In the entries, find all lines that hold the word "JSON" and copy them.
##### RECORDS SUPPLIED
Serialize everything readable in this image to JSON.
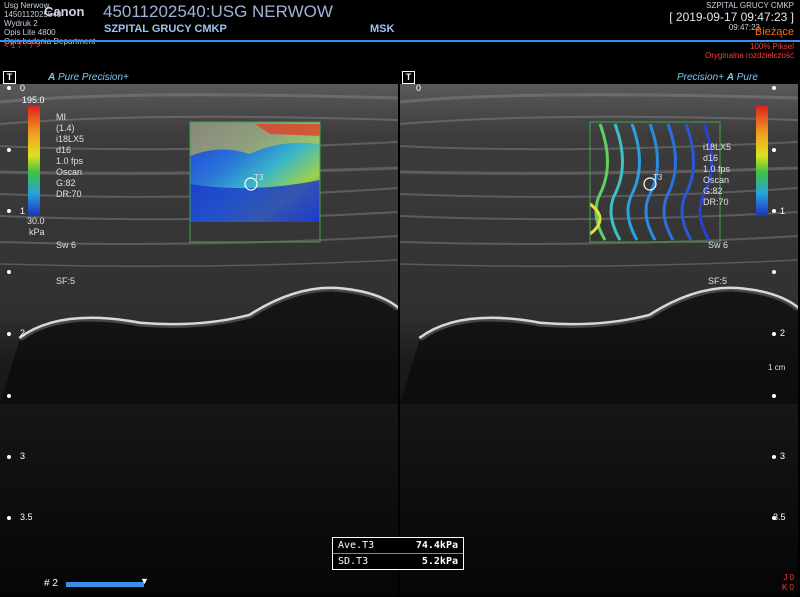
{
  "header": {
    "left_lines": [
      "Usg Nerwow",
      "1450112025540",
      "Wydruk 2",
      "Opis Lite 4800",
      "Opis badania Department"
    ],
    "brand": "Canon",
    "patient": "45011202540:USG NERWOW",
    "hospital": "SZPITAL GRUCY CMKP",
    "region": "MSK",
    "right_small": "SZPITAL GRUCY CMKP",
    "datetime": "[ 2019-09-17 09:47:23 ]",
    "time_ghost": "09:47:23",
    "status": "Bieżące",
    "pixel_info": "100% Piksel",
    "res_info": "Oryginalna rozdzielczość",
    "left_red": "< 1 7 - 7 >"
  },
  "left_panel": {
    "t_label": "T",
    "brand_a": "A",
    "brand_pure": "Pure",
    "brand_precision": "Precision+",
    "scale_top": "195.0",
    "scale_bottom": "30.0",
    "scale_unit": "kPa",
    "params": [
      "MI",
      "(1.4)",
      "i18LX5",
      "d16",
      "1.0 fps",
      "Oscan",
      "G:82",
      "DR:70"
    ],
    "sw": "Sw 6",
    "sf": "SF:5",
    "roi_label": "T3"
  },
  "right_panel": {
    "t_label": "T",
    "brand_precision": "Precision+",
    "brand_a": "A",
    "brand_pure": "Pure",
    "params": [
      "i18LX5",
      "d16",
      "1.0 fps",
      "Oscan",
      "G:82",
      "DR:70"
    ],
    "sw": "Sw 6",
    "sf": "SF:5",
    "roi_label": "T3",
    "cm_label": "1 cm"
  },
  "depth_marks": [
    "0",
    "0.5",
    "1",
    "1.5",
    "2",
    "2.5",
    "3",
    "3.5"
  ],
  "depth_labels": [
    "0",
    "1",
    "2",
    "3",
    "3.5"
  ],
  "measurements": [
    {
      "label": "Ave.T3",
      "value": "74.4kPa"
    },
    {
      "label": "SD.T3",
      "value": "5.2kPa"
    }
  ],
  "footer": {
    "cine_label": "# 2",
    "right_j": "J 0",
    "right_k": "K 0"
  },
  "colors": {
    "accent": "#3a8ee6",
    "status": "#ff6a00",
    "roi": "#3fa34d"
  }
}
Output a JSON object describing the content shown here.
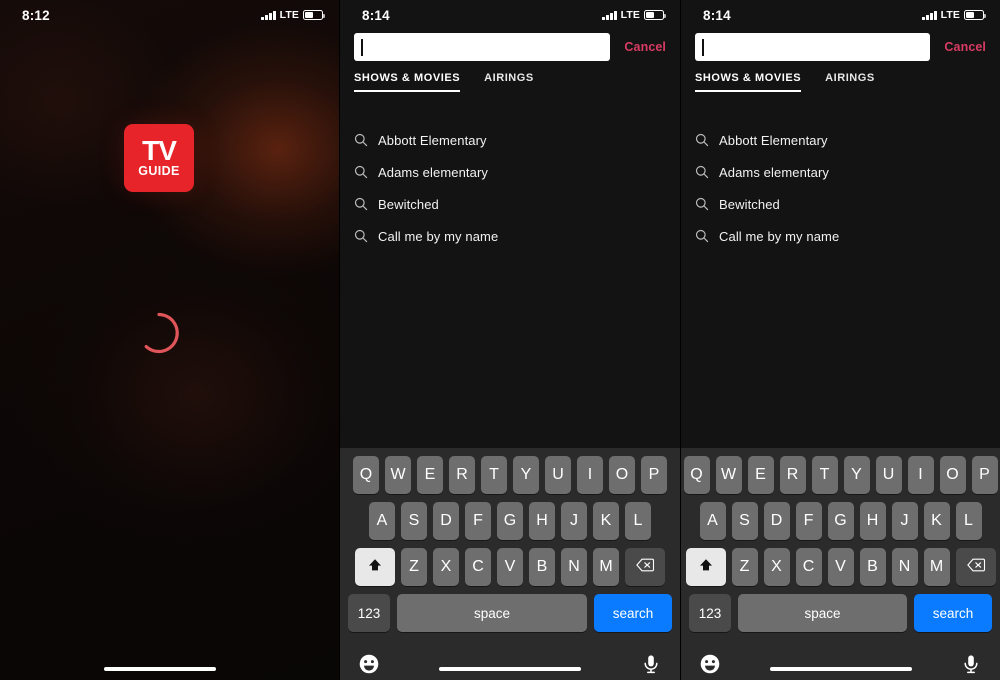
##########
*EXERCISE OUTPUT*.
Serialize everything readable in this image to JSON.
Output a JSON object describing the content shown here.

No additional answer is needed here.